**WHAT IS ASKED**
Take each line containing "nroot" and report it exactly as written.
◇ ◇ ◇
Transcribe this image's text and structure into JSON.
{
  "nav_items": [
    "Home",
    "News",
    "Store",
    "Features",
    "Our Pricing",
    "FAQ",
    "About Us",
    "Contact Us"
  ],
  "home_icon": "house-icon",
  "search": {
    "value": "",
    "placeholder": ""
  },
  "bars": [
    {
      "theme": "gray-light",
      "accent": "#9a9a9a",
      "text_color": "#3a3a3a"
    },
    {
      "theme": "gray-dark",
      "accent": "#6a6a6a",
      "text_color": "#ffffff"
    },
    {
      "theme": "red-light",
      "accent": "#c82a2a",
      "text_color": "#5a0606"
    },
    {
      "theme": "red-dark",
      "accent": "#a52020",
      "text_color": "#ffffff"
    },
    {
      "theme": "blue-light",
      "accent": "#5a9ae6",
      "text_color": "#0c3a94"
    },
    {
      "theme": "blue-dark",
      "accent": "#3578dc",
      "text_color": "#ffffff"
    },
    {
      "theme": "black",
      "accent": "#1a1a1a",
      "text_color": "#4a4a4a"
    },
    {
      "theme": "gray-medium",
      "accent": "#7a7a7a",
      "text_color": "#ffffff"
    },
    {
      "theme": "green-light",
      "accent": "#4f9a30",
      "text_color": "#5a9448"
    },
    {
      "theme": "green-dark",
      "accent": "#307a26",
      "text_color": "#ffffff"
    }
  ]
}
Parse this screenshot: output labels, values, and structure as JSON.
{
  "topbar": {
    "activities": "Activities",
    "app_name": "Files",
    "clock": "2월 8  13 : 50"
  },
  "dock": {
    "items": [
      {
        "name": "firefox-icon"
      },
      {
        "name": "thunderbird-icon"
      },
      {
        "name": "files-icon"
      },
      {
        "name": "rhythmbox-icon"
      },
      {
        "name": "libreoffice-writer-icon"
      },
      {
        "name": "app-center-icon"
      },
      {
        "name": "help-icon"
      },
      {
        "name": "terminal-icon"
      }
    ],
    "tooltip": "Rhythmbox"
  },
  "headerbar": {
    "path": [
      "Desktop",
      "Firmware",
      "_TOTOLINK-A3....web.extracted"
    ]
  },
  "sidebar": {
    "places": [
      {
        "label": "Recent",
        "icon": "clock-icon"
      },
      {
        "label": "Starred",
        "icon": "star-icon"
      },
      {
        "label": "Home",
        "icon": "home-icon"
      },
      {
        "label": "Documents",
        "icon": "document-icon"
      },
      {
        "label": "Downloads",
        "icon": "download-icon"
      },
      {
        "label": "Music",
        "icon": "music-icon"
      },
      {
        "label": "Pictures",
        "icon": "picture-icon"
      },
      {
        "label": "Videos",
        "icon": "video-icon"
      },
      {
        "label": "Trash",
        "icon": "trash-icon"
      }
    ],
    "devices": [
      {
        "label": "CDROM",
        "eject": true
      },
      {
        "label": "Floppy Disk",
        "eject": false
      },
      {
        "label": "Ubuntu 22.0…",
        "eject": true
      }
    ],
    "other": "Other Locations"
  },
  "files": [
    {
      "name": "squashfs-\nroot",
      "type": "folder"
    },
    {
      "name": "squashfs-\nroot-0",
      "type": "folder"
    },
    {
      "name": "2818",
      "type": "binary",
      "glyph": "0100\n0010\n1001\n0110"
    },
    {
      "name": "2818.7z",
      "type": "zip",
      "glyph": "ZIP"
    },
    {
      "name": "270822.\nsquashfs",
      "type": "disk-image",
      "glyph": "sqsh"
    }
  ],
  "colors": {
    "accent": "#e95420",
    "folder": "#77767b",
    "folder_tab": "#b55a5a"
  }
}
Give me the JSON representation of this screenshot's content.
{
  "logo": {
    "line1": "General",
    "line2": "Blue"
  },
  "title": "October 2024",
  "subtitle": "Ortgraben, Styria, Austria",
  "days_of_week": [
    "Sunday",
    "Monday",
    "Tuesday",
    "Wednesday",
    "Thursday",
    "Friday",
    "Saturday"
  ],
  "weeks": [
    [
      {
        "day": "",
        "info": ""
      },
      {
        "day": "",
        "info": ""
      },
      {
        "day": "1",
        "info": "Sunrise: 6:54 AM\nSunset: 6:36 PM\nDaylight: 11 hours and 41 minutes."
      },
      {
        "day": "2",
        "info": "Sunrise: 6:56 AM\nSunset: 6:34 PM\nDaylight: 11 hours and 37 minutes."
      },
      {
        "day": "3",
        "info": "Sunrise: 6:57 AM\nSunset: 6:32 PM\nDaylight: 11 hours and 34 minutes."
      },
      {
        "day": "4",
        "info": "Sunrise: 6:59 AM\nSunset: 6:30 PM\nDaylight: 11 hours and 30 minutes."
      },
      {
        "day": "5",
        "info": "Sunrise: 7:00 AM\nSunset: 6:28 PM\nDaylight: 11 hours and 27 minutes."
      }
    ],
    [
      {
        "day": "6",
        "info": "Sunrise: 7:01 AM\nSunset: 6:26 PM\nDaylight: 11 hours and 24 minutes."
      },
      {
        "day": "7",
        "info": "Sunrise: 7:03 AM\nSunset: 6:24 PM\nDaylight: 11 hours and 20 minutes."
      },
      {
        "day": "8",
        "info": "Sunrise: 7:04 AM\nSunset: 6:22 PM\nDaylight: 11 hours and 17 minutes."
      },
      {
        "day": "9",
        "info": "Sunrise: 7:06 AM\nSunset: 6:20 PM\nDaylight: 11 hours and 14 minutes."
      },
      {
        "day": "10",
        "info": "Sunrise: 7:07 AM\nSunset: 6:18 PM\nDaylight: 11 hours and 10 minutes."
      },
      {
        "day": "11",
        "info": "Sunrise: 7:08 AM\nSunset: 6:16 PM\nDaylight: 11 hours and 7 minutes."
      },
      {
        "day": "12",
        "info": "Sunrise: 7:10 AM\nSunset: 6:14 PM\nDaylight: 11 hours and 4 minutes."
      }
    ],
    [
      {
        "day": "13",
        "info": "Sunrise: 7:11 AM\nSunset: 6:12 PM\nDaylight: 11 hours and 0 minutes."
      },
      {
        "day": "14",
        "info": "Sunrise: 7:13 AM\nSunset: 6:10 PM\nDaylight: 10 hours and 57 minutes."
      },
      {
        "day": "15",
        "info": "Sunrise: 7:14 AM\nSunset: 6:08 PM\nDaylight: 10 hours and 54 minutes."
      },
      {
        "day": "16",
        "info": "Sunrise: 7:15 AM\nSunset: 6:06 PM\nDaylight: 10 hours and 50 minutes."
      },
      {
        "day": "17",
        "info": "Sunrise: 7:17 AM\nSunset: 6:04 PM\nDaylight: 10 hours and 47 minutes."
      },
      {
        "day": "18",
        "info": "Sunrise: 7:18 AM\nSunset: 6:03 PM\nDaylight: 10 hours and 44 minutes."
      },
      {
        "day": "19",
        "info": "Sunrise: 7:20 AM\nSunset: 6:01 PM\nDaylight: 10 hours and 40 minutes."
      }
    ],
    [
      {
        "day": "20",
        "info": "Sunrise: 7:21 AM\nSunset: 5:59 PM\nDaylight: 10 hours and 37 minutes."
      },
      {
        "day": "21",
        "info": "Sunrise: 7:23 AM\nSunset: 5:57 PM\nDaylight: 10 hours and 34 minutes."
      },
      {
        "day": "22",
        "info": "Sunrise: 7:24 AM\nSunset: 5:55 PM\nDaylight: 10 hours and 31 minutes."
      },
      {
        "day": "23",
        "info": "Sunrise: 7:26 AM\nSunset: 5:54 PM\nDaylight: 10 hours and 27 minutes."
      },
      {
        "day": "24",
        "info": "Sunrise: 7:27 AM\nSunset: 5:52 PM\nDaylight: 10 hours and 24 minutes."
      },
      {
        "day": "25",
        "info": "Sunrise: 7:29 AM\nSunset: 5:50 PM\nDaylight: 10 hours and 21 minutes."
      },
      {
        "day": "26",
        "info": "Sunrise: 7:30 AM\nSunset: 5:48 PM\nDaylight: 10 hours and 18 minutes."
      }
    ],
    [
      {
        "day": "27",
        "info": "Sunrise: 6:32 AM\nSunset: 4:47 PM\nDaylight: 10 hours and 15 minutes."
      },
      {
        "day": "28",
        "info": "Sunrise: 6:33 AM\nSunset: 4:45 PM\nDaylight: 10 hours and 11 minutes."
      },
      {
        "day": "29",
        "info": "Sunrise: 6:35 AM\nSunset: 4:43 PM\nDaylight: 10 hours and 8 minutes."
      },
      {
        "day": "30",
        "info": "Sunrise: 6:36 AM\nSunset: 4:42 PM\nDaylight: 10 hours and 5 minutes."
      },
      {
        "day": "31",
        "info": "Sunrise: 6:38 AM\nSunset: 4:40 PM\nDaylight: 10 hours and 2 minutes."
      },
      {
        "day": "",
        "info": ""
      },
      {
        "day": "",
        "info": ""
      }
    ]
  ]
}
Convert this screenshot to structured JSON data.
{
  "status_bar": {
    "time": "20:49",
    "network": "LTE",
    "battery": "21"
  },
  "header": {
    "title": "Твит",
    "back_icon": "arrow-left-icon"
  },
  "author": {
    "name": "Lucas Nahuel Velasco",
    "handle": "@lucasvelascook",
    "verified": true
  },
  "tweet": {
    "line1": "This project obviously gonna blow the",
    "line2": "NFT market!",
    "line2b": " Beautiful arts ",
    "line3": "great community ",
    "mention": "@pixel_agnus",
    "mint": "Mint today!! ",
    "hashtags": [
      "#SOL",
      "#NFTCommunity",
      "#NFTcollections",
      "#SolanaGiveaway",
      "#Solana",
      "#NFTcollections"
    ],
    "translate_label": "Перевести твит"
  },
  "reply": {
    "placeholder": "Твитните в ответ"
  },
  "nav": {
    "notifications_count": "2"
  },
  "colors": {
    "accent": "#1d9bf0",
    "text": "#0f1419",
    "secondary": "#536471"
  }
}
◇ ◇ ◇
**CORRECT RESULT**
      "name": "squashfs-\nroot",
      "name": "squashfs-\nroot-0",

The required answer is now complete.